## What is expected
Each line should be copied exactly.

## Excerpted data
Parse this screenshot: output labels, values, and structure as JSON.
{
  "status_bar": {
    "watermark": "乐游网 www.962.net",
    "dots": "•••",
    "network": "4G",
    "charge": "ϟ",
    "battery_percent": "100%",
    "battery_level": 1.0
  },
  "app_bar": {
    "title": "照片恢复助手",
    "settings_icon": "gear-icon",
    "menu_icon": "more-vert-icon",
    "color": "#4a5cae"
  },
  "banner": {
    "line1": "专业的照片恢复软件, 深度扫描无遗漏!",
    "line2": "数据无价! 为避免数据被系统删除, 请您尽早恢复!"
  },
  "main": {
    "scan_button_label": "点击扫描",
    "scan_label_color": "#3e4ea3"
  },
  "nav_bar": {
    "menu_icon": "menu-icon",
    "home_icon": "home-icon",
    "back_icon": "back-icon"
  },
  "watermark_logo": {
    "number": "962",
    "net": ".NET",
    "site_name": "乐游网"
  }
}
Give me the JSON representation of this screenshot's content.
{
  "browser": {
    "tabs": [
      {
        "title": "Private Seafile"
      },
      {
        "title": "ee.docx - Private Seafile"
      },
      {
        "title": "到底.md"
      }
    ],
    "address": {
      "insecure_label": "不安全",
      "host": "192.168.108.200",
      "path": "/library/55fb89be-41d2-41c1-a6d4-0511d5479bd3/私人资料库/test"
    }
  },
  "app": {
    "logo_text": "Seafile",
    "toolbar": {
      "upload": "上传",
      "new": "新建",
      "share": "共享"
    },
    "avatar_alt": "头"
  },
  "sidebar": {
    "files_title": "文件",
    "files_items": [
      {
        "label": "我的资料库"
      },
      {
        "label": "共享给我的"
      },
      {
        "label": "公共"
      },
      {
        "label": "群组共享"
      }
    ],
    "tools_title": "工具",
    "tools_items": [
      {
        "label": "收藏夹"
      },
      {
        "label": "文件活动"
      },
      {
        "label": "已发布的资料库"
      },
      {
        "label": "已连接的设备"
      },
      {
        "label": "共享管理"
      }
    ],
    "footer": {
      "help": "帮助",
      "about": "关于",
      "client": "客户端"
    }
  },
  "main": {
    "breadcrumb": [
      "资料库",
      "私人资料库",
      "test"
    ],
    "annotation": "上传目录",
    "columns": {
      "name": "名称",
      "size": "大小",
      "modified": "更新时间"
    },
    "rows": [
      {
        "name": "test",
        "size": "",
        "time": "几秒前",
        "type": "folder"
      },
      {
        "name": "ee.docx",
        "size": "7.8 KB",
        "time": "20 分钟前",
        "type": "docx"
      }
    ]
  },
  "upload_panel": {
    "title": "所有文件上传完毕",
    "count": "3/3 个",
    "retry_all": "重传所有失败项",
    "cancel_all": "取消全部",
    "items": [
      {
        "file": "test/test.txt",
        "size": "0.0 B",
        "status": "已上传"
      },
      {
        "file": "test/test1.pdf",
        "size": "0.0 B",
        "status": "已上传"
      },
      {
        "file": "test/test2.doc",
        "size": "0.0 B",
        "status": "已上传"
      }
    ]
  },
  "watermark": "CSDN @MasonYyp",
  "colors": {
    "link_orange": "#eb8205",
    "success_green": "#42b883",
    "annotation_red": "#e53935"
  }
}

## Complete response
Parse this screenshot: output labels, values, and structure as JSON.
{
  "status_bar": {
    "watermark": "乐游网 www.962.net",
    "dots": "•••",
    "network": "4G",
    "charge": "ϟ",
    "battery_percent": "100%",
    "battery_level": 1.0
  },
  "app_bar": {
    "title": "照片恢复助手",
    "settings_icon": "gear-icon",
    "menu_icon": "more-vert-icon",
    "color": "#4a5cae"
  },
  "banner": {
    "line1": "专业的照片恢复软件, 深度扫描无遗漏!",
    "line2": "数据无价! 为避免数据被系统删除, 请您尽早恢复!"
  },
  "main": {
    "scan_button_label": "点击扫描",
    "scan_label_color": "#3e4ea3"
  },
  "nav_bar": {
    "menu_icon": "menu-icon",
    "home_icon": "home-icon",
    "back_icon": "back-icon"
  },
  "watermark_logo": {
    "number": "962",
    "net": ".NET",
    "site_name": "乐游网"
  }
}
Give me the JSON representation of this screenshot's content.
{
  "browser": {
    "tabs": [
      {
        "title": "Private Seafile"
      },
      {
        "title": "ee.docx - Private Seafile"
      },
      {
        "title": "到底.md"
      }
    ],
    "address": {
      "insecure_label": "不安全",
      "host": "192.168.108.200",
      "path": "/library/55fb89be-41d2-41c1-a6d4-0511d5479bd3/私人资料库/test"
    }
  },
  "app": {
    "logo_text": "Seafile",
    "toolbar": {
      "upload": "上传",
      "new": "新建",
      "share": "共享"
    },
    "avatar_alt": "头"
  },
  "sidebar": {
    "files_title": "文件",
    "files_items": [
      {
        "label": "我的资料库"
      },
      {
        "label": "共享给我的"
      },
      {
        "label": "公共"
      },
      {
        "label": "群组共享"
      }
    ],
    "tools_title": "工具",
    "tools_items": [
      {
        "label": "收藏夹"
      },
      {
        "label": "文件活动"
      },
      {
        "label": "已发布的资料库"
      },
      {
        "label": "已连接的设备"
      },
      {
        "label": "共享管理"
      }
    ],
    "footer": {
      "help": "帮助",
      "about": "关于",
      "client": "客户端"
    }
  },
  "main": {
    "breadcrumb": [
      "资料库",
      "私人资料库",
      "test"
    ],
    "annotation": "上传目录",
    "columns": {
      "name": "名称",
      "size": "大小",
      "modified": "更新时间"
    },
    "rows": [
      {
        "name": "test",
        "size": "",
        "time": "几秒前",
        "type": "folder"
      },
      {
        "name": "ee.docx",
        "size": "7.8 KB",
        "time": "20 分钟前",
        "type": "docx"
      }
    ]
  },
  "upload_panel": {
    "title": "所有文件上传完毕",
    "count": "3/3 个",
    "retry_all": "重传所有失败项",
    "cancel_all": "取消全部",
    "items": [
      {
        "file": "test/test.txt",
        "size": "0.0 B",
        "status": "已上传"
      },
      {
        "file": "test/test1.pdf",
        "size": "0.0 B",
        "status": "已上传"
      },
      {
        "file": "test/test2.doc",
        "size": "0.0 B",
        "status": "已上传"
      }
    ]
  },
  "watermark": "CSDN @MasonYyp",
  "colors": {
    "link_orange": "#eb8205",
    "success_green": "#42b883",
    "annotation_red": "#e53935"
  }
}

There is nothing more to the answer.